Excerpt provided:
══════════

Basement membrane

Basement membrane

Illustration depicting basement membrane in relation to epithelium and endothelium. Also seen are other extracellular matrix components
Latin membrana basalis
Code TH H2.

Anatomical terminology

The basement membrane is a thin, fibrous, extracellular matrix of tissue that separates the epithelium (skin, respiratory tract, gastrointestinal tract, etc.), mesothelium (pleural cavity, peritoneal cavity, pericardial cavity, etc.) and endothelium (blood vessels, lymph vessels, etc.) from underlying connective tissue.[1]


As seen with electron microscope, the basement membrane is composed of two layers, the basal lamina and the underlying layer of reticular connective tissue. The underlying connective tissue attaches to the basal lamina with collagen VII anchoring fibrils and fibrillin microfibrils. The two layers together are collectively referred to as the basement membrane.[2]

The basal lamina layer can further be divided into two layers. The clear layer closer to the epithelium is called the lamina lucida, while the dense layer closer to the connective tissue is called the lamina densa. The electron-dense lamina densa membrane is about 30–70 nanometers thick, and consists of an underlying network of reticular collagen IV fibrils which average 30 nanometers in diameter and 0.1–2 micrometers in thickness. In addition to collagen, this supportive matrix contains intrinsic macromolecular components. The lamina densa, whose collagen IV fibers are coated with the heparan sulfate-rich proteoglycan perlecan,[3] and the lamina lucida (made up of laminin, integrins, entactins, and dystroglycans) together make up the basal lamina.

Integrins are not part of the basal lamina, they are part of desmosomes which are in the basement membrane but not the basal lamina.

══════════

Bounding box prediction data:
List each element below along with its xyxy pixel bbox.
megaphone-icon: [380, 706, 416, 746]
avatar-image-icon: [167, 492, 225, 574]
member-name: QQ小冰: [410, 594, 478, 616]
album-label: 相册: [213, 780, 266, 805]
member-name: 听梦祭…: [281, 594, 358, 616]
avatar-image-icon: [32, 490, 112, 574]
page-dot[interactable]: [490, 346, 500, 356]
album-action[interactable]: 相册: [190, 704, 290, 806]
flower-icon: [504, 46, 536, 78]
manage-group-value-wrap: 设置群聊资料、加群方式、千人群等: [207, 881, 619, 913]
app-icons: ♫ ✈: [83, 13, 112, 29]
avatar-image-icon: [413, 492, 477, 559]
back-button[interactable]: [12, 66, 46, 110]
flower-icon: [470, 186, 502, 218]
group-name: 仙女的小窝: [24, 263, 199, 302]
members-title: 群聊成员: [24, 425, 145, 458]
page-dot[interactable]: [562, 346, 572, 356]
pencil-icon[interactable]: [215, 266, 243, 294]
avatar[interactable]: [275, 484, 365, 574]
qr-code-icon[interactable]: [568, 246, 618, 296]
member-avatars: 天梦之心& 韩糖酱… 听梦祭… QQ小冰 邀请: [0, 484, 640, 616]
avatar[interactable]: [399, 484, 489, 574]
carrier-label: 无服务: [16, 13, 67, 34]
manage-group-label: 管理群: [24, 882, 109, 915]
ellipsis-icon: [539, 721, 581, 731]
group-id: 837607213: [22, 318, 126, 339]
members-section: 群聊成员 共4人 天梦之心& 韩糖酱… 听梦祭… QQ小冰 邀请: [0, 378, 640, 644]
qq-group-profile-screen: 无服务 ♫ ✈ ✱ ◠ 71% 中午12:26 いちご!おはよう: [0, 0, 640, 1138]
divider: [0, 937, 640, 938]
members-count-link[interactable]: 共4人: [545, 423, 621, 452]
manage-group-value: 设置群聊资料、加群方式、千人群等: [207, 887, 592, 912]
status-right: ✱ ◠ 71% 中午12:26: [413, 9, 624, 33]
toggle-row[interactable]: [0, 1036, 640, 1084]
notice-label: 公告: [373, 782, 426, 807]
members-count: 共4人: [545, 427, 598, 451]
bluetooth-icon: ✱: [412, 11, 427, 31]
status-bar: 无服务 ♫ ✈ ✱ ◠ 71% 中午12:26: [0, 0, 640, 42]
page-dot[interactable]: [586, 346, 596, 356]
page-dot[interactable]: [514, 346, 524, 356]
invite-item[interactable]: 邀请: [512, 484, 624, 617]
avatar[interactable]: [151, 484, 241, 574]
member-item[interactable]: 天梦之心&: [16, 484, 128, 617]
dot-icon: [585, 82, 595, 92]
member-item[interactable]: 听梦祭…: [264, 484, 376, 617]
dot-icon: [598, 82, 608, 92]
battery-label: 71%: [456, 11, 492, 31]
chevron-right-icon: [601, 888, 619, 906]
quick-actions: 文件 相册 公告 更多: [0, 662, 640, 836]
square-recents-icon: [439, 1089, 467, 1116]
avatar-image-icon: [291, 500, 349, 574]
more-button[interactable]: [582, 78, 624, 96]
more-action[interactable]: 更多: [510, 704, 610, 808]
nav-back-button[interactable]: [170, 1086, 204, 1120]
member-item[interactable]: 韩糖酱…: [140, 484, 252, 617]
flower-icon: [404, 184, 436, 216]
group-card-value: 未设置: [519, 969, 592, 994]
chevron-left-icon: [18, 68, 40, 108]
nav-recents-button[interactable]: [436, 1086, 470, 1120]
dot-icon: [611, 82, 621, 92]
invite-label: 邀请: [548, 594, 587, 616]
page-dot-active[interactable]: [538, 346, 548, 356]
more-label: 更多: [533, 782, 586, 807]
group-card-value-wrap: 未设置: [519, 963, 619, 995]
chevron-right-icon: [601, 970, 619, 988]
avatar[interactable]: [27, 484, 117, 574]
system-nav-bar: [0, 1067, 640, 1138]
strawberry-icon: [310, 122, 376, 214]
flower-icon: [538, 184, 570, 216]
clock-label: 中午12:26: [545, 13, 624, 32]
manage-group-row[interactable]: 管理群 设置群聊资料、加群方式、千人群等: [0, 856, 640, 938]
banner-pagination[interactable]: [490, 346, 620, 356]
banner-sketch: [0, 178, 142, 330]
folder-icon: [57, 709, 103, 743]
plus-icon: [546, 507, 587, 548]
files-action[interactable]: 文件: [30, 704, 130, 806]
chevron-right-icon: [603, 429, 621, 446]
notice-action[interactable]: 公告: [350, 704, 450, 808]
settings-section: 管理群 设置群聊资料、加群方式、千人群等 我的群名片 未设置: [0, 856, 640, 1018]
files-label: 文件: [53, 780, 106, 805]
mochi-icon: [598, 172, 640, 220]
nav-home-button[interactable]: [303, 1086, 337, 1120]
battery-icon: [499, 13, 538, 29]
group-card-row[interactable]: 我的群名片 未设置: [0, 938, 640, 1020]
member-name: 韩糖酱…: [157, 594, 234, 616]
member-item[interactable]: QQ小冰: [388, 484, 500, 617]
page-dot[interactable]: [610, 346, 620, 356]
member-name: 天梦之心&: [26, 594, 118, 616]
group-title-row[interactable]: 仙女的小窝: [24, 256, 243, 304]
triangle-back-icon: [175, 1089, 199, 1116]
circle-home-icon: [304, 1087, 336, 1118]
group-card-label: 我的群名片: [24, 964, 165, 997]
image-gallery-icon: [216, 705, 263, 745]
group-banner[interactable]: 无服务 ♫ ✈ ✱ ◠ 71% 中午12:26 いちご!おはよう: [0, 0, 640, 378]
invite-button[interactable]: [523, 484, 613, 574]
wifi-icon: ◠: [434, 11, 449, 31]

══════════

Activities:
1. Which tissue types does the basement membrane text say the basement membrane separates from underlying connective tissue? Name each one.
2. Carry the basement membrane text forward from its last sentence.

Outputs in order:
1. Epithelium, mesothelium, endothelium

2.
To represent the above in a visually organised manner, the basement membrane is organized as follows:

Function and importance

The primary function of the basement membrane is to anchor down the epithelium to its loose connective tissue (the dermis) underneath. This is achieved by cell-matrix adhesions through substrate adhesion molecules (SAMs).

The basement membrane acts as a mechanical barrier, preventing malignant cells from invading the deeper tissues.[4] Early stages of malignancy that are thus limited to the epithelial layer by the basement membrane are called carcinoma in situ.

The basement membrane is also essential for angiogenesis (development of new blood vessels). Basement membrane proteins have been found to accelerate differentiation of endothelial cells.[5]

The most notable examples of basement membranes is the glomerular basement membrane of the kidney, by the fusion of the basal lamina from the endothelium of glomerular capillaries and the podocyte basal lamina,[6] and between lung alveoli and pulmonary capillaries, by the fusion of the basal lamina of the lung alveoli and of the basal lamina of the lung capillaries, which is where oxygen and CO2 diffusion happens.

Clinical significance

Some diseases result from a poorly functioning basement membrane. The cause can be genetic defects, injuries by the body's own immune system, or other mechanisms.[7]

Genetic defects in the collagen fibers of the basement membrane cause Alport syndrome.

Non-collagenous domain basement membrane collagen type IV is autoantigen (target antigen) of autoantibodies in the autoimmune disease Goodpasture's syndrome.[8]

A group of diseases stemming from improper function of basement membrane zone are united under the name epidermolysis bullosa.

See also


  1. Kierszenbaum, Abraham; Tres, Laura (2012). Histology and Cell Biology, An Introduction to Pathology (3rd ed.). Elsevier. ISBN 978-0-323-07842-9.
  2. Paulsson M (1992). "Basement membrane proteins: structure, assembly, and cellular interactions". Crit. Rev. Biochem. Mol. Biol. 27 (1-2): 93–127. doi:10.3109/10409239209082560. PMID 1309319.
  3. Noonan DM, Fulle A, Valente P, et al. (December 1991). "The complete sequence of perlecan, a basement membrane heparan sulfate proteoglycan, reveals extensive similarity with laminin A chain, low density lipoprotein-receptor, and the neural cell adhesion molecule". J. Biol. Chem. 266 (34): 22939–47. PMID 1744087.
  4. Liotta LA, Tryggvason K, Garbisa S, Hart I, Foltz CM, Shafie S (March 1980). "Metastatic potential correlates with enzymatic degradation of basement membrane collagen". Nature. 284 (5751): 67–8. doi:10.1038/284067a0. PMID 6243750.
  5. Kubota Y, Kleinman HK, Martin GR, Lawley TJ (October 1988). "Role of laminin and basement membrane in the morphological differentiation of human endothelial cells into capillary-like structures". J. Cell Biol. 107 (4): 1589–98. doi:10.1083/jcb.107.4.1589. PMC 2115245Freely accessible. PMID 3049626.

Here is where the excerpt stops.